Written problem >> Search the data below for the word "information" and copy each line that holds it.

Begin Stored data

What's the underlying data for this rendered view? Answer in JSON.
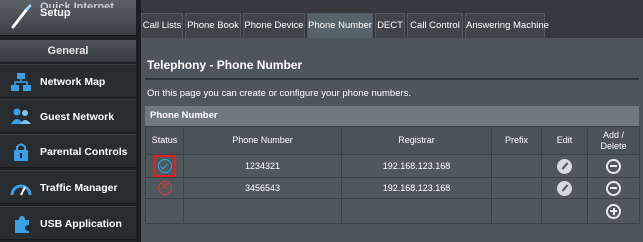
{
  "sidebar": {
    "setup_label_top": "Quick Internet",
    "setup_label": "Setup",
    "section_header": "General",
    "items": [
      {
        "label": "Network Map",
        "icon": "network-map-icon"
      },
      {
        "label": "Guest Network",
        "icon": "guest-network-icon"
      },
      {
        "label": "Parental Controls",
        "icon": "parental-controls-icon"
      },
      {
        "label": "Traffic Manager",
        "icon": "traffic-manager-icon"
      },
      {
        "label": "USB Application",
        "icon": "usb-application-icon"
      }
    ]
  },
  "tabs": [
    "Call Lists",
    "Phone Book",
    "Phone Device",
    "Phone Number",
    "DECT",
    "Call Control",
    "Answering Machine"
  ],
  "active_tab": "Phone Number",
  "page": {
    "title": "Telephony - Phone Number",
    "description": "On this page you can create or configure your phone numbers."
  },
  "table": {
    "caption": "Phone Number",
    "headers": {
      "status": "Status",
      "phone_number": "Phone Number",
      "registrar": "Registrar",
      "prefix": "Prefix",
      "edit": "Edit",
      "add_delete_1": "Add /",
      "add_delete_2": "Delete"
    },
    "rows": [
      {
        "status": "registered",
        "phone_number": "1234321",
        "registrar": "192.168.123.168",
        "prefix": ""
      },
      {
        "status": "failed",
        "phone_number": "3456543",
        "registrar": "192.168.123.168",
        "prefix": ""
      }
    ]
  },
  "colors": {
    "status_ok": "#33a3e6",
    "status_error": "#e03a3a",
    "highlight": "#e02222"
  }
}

End Stored data
Begin Stored data

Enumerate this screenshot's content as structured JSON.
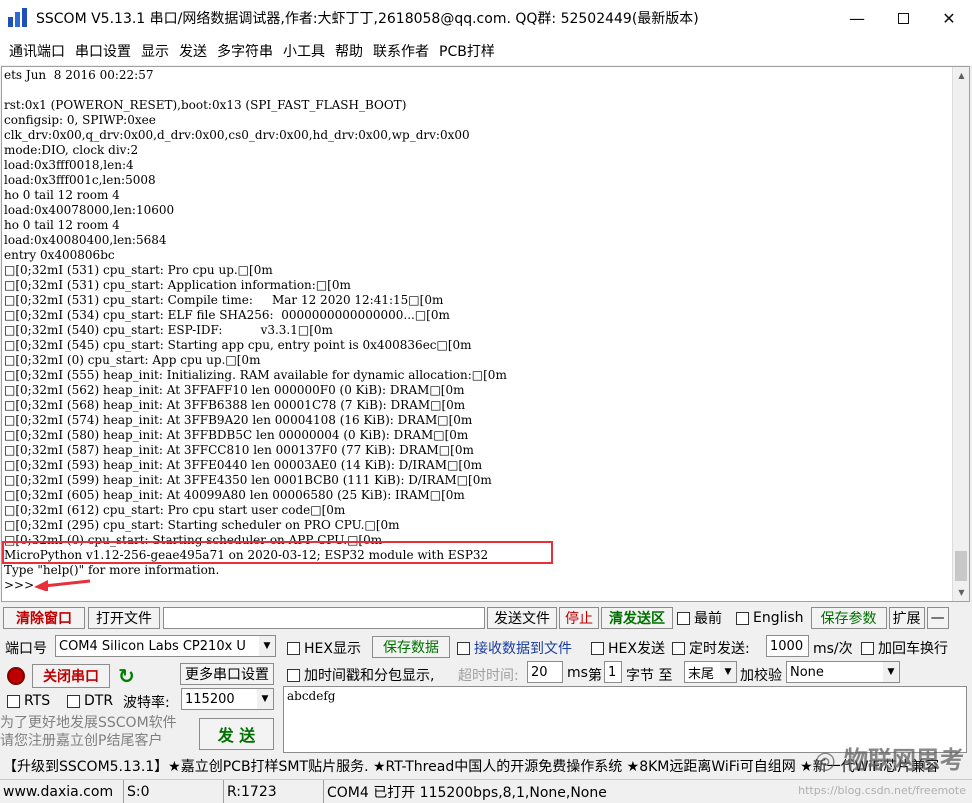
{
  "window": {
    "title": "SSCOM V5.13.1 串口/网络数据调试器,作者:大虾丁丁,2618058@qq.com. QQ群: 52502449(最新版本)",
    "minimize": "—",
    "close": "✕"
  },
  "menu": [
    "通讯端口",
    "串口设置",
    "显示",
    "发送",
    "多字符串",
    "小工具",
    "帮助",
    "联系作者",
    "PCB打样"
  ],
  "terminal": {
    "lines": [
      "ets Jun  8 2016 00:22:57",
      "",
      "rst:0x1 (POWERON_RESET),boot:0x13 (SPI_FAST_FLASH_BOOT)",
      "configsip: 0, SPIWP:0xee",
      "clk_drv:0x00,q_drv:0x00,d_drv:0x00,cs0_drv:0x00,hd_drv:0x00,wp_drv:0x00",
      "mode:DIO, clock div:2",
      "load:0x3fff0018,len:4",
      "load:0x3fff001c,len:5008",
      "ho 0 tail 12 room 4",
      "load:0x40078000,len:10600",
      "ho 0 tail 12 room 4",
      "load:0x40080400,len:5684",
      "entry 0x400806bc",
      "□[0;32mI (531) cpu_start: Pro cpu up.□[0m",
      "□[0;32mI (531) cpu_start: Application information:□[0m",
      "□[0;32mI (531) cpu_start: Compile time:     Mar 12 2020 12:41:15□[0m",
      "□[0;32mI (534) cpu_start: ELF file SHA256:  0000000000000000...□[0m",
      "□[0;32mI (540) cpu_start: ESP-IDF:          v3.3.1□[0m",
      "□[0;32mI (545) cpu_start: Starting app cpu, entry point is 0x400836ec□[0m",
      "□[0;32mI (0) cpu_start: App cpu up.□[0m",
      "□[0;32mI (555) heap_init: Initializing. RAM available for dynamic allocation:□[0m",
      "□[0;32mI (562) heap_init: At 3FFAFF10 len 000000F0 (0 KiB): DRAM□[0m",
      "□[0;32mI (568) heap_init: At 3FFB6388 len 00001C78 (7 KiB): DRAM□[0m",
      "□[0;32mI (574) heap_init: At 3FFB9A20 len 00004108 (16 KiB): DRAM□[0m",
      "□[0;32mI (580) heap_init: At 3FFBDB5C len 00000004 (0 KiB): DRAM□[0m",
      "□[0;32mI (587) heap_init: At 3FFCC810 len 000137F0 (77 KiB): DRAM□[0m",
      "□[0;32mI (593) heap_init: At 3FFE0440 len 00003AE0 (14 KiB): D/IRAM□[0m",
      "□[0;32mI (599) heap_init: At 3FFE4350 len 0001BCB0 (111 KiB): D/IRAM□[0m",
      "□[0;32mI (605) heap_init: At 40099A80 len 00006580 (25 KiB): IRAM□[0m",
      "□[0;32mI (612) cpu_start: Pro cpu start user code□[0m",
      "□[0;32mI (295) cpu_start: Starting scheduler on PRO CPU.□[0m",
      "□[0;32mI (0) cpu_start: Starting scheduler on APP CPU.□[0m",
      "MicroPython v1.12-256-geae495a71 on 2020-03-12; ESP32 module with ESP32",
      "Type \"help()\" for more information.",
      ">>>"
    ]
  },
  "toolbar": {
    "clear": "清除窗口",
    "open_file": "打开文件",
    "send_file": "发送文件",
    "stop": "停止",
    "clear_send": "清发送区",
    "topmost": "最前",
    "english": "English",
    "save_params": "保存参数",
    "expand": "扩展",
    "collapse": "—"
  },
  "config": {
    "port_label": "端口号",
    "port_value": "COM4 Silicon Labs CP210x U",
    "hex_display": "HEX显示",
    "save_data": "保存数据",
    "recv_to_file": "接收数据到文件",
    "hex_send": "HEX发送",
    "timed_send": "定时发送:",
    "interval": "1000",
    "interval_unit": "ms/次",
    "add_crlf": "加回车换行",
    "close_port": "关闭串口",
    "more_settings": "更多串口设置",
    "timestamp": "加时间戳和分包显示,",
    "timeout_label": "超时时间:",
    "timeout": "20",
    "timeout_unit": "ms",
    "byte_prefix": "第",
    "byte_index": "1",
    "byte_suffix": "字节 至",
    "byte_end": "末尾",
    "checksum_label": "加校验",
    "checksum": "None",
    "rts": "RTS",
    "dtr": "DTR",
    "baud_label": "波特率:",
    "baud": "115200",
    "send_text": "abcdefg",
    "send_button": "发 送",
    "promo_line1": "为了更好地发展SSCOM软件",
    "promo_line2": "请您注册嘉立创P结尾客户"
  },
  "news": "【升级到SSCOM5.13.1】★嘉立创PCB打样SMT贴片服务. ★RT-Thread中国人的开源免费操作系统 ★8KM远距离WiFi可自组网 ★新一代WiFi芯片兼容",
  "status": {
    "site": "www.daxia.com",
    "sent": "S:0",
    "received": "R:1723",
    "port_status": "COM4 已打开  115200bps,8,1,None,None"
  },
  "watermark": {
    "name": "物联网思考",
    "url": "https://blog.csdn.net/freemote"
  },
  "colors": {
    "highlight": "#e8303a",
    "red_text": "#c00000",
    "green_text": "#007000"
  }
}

End Stored data

Full solution >>
      "□[0;32mI (531) cpu_start: Application information:□[0m",
      "Type \"help()\" for more information.",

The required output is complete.